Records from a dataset
┏━━

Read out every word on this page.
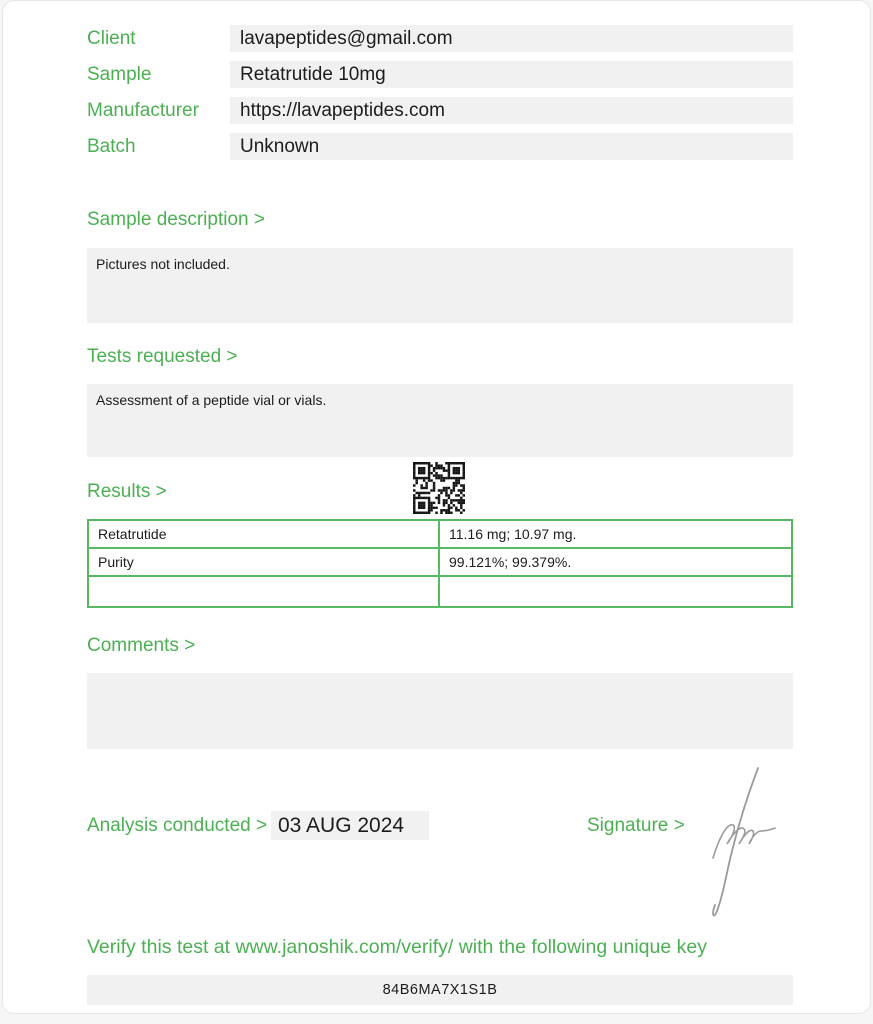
Client	lavapeptides@gmail.com
Sample	Retatrutide 10mg
Manufacturer	https://lavapeptides.com
Batch	Unknown
Sample description >
Pictures not included.
Tests requested >
Assessment of a peptide vial or vials.
Results >
Retatrutide	11.16 mg; 10.97 mg.
Purity	99.121%; 99.379%.

Comments >
Analysis conducted > 03 AUG 2024	Signature >
Verify this test at www.janoshik.com/verify/ with the following unique key
84B6MA7X1S1B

┗━━

**GOAL OF THE EXERCISE:** Your answer must be every line from the entries that contains the string "Retatrutide", copied as it stands.

**ANSWER:**
Sample	Retatrutide 10mg
Retatrutide	11.16 mg; 10.97 mg.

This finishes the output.